PROBLEM:
Omit images. Retype all entries verbatim.
--- start of DATA SUPPLIED ---
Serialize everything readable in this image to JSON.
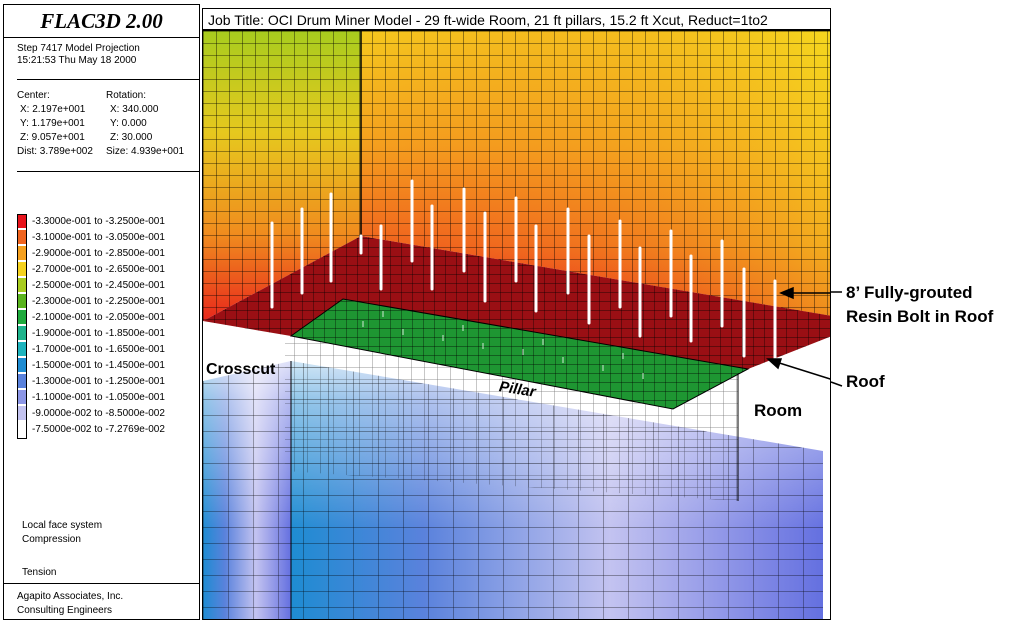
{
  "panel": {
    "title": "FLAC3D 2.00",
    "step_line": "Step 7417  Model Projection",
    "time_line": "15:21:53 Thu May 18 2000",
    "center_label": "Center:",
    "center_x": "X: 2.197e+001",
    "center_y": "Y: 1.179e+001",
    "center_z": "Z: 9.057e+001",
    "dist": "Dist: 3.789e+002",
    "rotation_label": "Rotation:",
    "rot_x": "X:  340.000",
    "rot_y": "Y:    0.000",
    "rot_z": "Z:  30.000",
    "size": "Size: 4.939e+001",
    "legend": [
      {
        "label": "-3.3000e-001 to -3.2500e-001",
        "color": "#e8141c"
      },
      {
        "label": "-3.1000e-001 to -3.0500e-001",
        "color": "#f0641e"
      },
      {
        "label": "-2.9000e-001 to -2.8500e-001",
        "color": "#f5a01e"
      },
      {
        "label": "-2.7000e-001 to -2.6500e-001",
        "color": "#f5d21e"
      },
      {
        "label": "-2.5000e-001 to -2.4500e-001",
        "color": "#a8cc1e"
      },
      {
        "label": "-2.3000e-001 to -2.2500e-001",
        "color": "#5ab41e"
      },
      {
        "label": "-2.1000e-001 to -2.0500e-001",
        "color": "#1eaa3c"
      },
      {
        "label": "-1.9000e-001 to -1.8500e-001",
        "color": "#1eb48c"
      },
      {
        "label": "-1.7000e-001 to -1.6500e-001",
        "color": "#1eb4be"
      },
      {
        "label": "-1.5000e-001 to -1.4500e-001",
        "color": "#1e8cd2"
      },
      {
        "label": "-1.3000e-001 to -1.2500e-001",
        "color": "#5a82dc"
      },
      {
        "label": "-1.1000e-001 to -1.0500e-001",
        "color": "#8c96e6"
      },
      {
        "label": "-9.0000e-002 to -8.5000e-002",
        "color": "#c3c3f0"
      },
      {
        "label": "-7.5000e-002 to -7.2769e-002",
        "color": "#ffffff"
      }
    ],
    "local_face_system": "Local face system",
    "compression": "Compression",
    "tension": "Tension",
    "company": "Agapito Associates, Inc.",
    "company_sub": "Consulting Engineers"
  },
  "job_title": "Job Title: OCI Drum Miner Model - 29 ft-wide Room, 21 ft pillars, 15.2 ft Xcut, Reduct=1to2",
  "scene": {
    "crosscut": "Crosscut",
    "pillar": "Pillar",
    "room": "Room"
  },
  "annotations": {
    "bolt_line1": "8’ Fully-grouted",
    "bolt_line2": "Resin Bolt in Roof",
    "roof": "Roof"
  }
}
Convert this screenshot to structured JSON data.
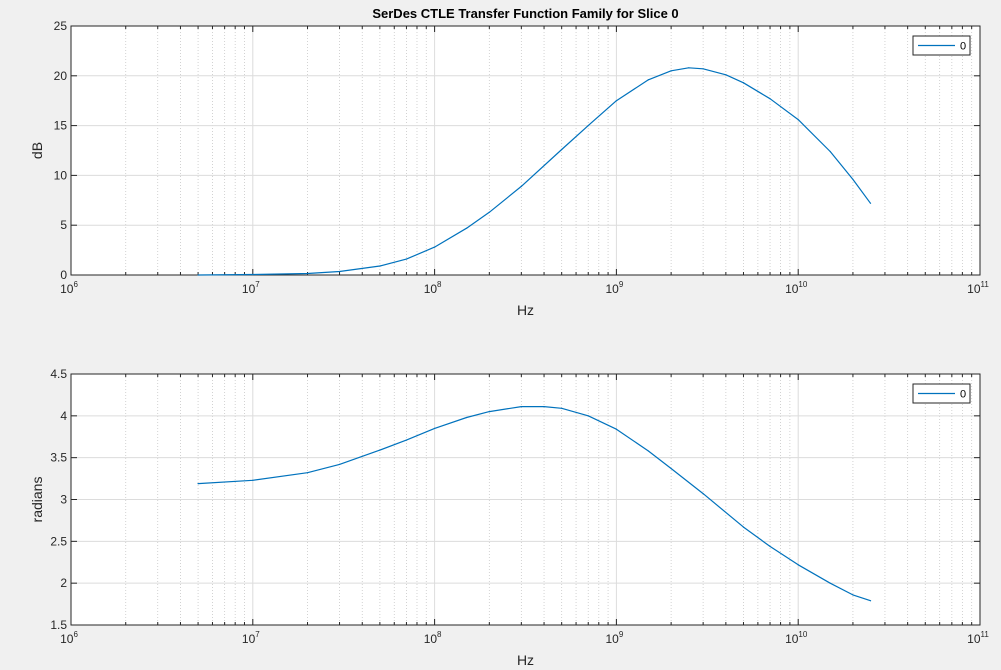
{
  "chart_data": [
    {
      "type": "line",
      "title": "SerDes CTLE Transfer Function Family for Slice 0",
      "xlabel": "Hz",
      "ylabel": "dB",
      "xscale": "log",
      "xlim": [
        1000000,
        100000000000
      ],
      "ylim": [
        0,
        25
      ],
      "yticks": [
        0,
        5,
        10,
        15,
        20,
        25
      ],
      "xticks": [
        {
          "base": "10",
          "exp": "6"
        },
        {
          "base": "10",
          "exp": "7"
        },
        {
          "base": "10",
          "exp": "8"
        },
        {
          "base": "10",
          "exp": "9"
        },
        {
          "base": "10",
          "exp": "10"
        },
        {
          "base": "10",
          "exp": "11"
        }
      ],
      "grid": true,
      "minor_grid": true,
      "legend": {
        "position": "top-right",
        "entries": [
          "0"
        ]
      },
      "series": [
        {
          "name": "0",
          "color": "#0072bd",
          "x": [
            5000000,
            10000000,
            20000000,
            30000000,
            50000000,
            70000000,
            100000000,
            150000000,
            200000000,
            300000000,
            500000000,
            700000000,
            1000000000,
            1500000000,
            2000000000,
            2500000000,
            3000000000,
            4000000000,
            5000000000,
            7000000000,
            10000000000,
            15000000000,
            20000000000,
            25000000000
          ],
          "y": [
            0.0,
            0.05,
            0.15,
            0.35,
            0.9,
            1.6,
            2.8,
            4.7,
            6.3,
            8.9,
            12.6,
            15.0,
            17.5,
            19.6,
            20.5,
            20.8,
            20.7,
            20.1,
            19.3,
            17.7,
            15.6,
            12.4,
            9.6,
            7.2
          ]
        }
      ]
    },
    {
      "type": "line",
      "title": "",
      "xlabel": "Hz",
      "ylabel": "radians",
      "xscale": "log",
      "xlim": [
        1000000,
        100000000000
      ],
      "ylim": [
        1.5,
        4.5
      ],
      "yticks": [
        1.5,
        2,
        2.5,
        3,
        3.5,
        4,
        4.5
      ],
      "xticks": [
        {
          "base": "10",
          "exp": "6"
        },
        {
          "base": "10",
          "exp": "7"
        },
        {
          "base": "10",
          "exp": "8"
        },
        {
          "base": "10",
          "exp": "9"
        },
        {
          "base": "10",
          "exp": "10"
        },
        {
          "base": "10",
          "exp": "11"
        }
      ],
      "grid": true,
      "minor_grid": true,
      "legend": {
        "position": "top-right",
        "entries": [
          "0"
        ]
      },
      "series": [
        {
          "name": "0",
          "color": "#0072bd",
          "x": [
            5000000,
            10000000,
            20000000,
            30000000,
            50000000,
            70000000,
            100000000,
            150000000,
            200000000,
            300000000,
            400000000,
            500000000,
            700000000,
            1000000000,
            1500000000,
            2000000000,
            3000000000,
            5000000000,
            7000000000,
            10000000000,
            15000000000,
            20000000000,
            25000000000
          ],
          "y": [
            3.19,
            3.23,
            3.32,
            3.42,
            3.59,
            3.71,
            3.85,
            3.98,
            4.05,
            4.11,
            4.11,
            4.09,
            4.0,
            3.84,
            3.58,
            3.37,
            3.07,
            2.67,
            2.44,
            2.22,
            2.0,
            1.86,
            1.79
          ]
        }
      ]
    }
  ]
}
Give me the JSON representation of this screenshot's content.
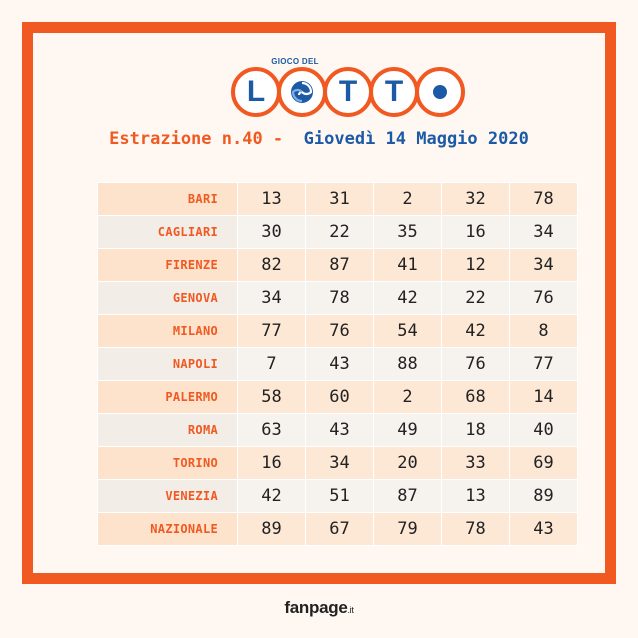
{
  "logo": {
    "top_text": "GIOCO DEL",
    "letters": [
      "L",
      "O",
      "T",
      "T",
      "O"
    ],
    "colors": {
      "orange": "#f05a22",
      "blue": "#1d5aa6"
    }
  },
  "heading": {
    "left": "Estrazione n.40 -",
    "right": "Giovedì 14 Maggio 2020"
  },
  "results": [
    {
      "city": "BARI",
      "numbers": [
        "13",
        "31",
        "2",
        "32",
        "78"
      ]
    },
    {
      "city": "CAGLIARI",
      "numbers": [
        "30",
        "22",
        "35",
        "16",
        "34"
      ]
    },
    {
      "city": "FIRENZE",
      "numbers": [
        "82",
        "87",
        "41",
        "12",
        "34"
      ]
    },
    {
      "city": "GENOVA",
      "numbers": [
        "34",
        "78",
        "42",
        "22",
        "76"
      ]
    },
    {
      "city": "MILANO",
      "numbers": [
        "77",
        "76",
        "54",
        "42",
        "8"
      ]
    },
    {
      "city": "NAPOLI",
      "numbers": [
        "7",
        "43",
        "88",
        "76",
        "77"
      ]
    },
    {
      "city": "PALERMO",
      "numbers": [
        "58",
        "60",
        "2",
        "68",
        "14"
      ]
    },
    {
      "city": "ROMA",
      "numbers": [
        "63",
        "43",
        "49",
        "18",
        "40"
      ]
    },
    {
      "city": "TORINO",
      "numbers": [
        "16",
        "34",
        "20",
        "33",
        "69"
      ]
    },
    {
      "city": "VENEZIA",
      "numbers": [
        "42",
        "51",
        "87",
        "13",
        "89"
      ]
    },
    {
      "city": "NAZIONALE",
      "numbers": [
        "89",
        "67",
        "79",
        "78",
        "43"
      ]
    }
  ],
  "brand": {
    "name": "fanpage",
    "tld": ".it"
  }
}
--- end of DATA SUPPLIED ---
RESULT:
Serialize everything readable in this image to JSON.
{
  "panel": {
    "title": "FLAC3D 2.00",
    "step_line": "Step 7417  Model Projection",
    "time_line": "15:21:53 Thu May 18 2000",
    "center_label": "Center:",
    "center_x": "X: 2.197e+001",
    "center_y": "Y: 1.179e+001",
    "center_z": "Z: 9.057e+001",
    "dist": "Dist: 3.789e+002",
    "rotation_label": "Rotation:",
    "rot_x": "X:  340.000",
    "rot_y": "Y:    0.000",
    "rot_z": "Z:  30.000",
    "size": "Size: 4.939e+001",
    "legend": [
      {
        "label": "-3.3000e-001 to -3.2500e-001",
        "color": "#e8141c"
      },
      {
        "label": "-3.1000e-001 to -3.0500e-001",
        "color": "#f0641e"
      },
      {
        "label": "-2.9000e-001 to -2.8500e-001",
        "color": "#f5a01e"
      },
      {
        "label": "-2.7000e-001 to -2.6500e-001",
        "color": "#f5d21e"
      },
      {
        "label": "-2.5000e-001 to -2.4500e-001",
        "color": "#a8cc1e"
      },
      {
        "label": "-2.3000e-001 to -2.2500e-001",
        "color": "#5ab41e"
      },
      {
        "label": "-2.1000e-001 to -2.0500e-001",
        "color": "#1eaa3c"
      },
      {
        "label": "-1.9000e-001 to -1.8500e-001",
        "color": "#1eb48c"
      },
      {
        "label": "-1.7000e-001 to -1.6500e-001",
        "color": "#1eb4be"
      },
      {
        "label": "-1.5000e-001 to -1.4500e-001",
        "color": "#1e8cd2"
      },
      {
        "label": "-1.3000e-001 to -1.2500e-001",
        "color": "#5a82dc"
      },
      {
        "label": "-1.1000e-001 to -1.0500e-001",
        "color": "#8c96e6"
      },
      {
        "label": "-9.0000e-002 to -8.5000e-002",
        "color": "#c3c3f0"
      },
      {
        "label": "-7.5000e-002 to -7.2769e-002",
        "color": "#ffffff"
      }
    ],
    "local_face_system": "Local face system",
    "compression": "Compression",
    "tension": "Tension",
    "company": "Agapito Associates, Inc.",
    "company_sub": "Consulting Engineers"
  },
  "job_title": "Job Title: OCI Drum Miner Model - 29 ft-wide Room, 21 ft pillars, 15.2 ft Xcut, Reduct=1to2",
  "scene": {
    "crosscut": "Crosscut",
    "pillar": "Pillar",
    "room": "Room"
  },
  "annotations": {
    "bolt_line1": "8’ Fully-grouted",
    "bolt_line2": "Resin Bolt in Roof",
    "roof": "Roof"
  }
}
Convert this screenshot to structured JSON data.
{
  "chart_data": [
    {
      "type": "line",
      "title": "SerDes CTLE Transfer Function Family for Slice 0",
      "xlabel": "Hz",
      "ylabel": "dB",
      "xscale": "log",
      "xlim": [
        1000000,
        100000000000
      ],
      "ylim": [
        0,
        25
      ],
      "yticks": [
        0,
        5,
        10,
        15,
        20,
        25
      ],
      "xticks": [
        {
          "base": "10",
          "exp": "6"
        },
        {
          "base": "10",
          "exp": "7"
        },
        {
          "base": "10",
          "exp": "8"
        },
        {
          "base": "10",
          "exp": "9"
        },
        {
          "base": "10",
          "exp": "10"
        },
        {
          "base": "10",
          "exp": "11"
        }
      ],
      "grid": true,
      "minor_grid": true,
      "legend": {
        "position": "top-right",
        "entries": [
          "0"
        ]
      },
      "series": [
        {
          "name": "0",
          "color": "#0072bd",
          "x": [
            5000000,
            10000000,
            20000000,
            30000000,
            50000000,
            70000000,
            100000000,
            150000000,
            200000000,
            300000000,
            500000000,
            700000000,
            1000000000,
            1500000000,
            2000000000,
            2500000000,
            3000000000,
            4000000000,
            5000000000,
            7000000000,
            10000000000,
            15000000000,
            20000000000,
            25000000000
          ],
          "y": [
            0.0,
            0.05,
            0.15,
            0.35,
            0.9,
            1.6,
            2.8,
            4.7,
            6.3,
            8.9,
            12.6,
            15.0,
            17.5,
            19.6,
            20.5,
            20.8,
            20.7,
            20.1,
            19.3,
            17.7,
            15.6,
            12.4,
            9.6,
            7.2
          ]
        }
      ]
    },
    {
      "type": "line",
      "title": "",
      "xlabel": "Hz",
      "ylabel": "radians",
      "xscale": "log",
      "xlim": [
        1000000,
        100000000000
      ],
      "ylim": [
        1.5,
        4.5
      ],
      "yticks": [
        1.5,
        2,
        2.5,
        3,
        3.5,
        4,
        4.5
      ],
      "xticks": [
        {
          "base": "10",
          "exp": "6"
        },
        {
          "base": "10",
          "exp": "7"
        },
        {
          "base": "10",
          "exp": "8"
        },
        {
          "base": "10",
          "exp": "9"
        },
        {
          "base": "10",
          "exp": "10"
        },
        {
          "base": "10",
          "exp": "11"
        }
      ],
      "grid": true,
      "minor_grid": true,
      "legend": {
        "position": "top-right",
        "entries": [
          "0"
        ]
      },
      "series": [
        {
          "name": "0",
          "color": "#0072bd",
          "x": [
            5000000,
            10000000,
            20000000,
            30000000,
            50000000,
            70000000,
            100000000,
            150000000,
            200000000,
            300000000,
            400000000,
            500000000,
            700000000,
            1000000000,
            1500000000,
            2000000000,
            3000000000,
            5000000000,
            7000000000,
            10000000000,
            15000000000,
            20000000000,
            25000000000
          ],
          "y": [
            3.19,
            3.23,
            3.32,
            3.42,
            3.59,
            3.71,
            3.85,
            3.98,
            4.05,
            4.11,
            4.11,
            4.09,
            4.0,
            3.84,
            3.58,
            3.37,
            3.07,
            2.67,
            2.44,
            2.22,
            2.0,
            1.86,
            1.79
          ]
        }
      ]
    }
  ]
}
Give me the JSON representation of this screenshot's content.
{
  "logo": {
    "top_text": "GIOCO DEL",
    "letters": [
      "L",
      "O",
      "T",
      "T",
      "O"
    ],
    "colors": {
      "orange": "#f05a22",
      "blue": "#1d5aa6"
    }
  },
  "heading": {
    "left": "Estrazione n.40 -",
    "right": "Giovedì 14 Maggio 2020"
  },
  "results": [
    {
      "city": "BARI",
      "numbers": [
        "13",
        "31",
        "2",
        "32",
        "78"
      ]
    },
    {
      "city": "CAGLIARI",
      "numbers": [
        "30",
        "22",
        "35",
        "16",
        "34"
      ]
    },
    {
      "city": "FIRENZE",
      "numbers": [
        "82",
        "87",
        "41",
        "12",
        "34"
      ]
    },
    {
      "city": "GENOVA",
      "numbers": [
        "34",
        "78",
        "42",
        "22",
        "76"
      ]
    },
    {
      "city": "MILANO",
      "numbers": [
        "77",
        "76",
        "54",
        "42",
        "8"
      ]
    },
    {
      "city": "NAPOLI",
      "numbers": [
        "7",
        "43",
        "88",
        "76",
        "77"
      ]
    },
    {
      "city": "PALERMO",
      "numbers": [
        "58",
        "60",
        "2",
        "68",
        "14"
      ]
    },
    {
      "city": "ROMA",
      "numbers": [
        "63",
        "43",
        "49",
        "18",
        "40"
      ]
    },
    {
      "city": "TORINO",
      "numbers": [
        "16",
        "34",
        "20",
        "33",
        "69"
      ]
    },
    {
      "city": "VENEZIA",
      "numbers": [
        "42",
        "51",
        "87",
        "13",
        "89"
      ]
    },
    {
      "city": "NAZIONALE",
      "numbers": [
        "89",
        "67",
        "79",
        "78",
        "43"
      ]
    }
  ],
  "brand": {
    "name": "fanpage",
    "tld": ".it"
  }
}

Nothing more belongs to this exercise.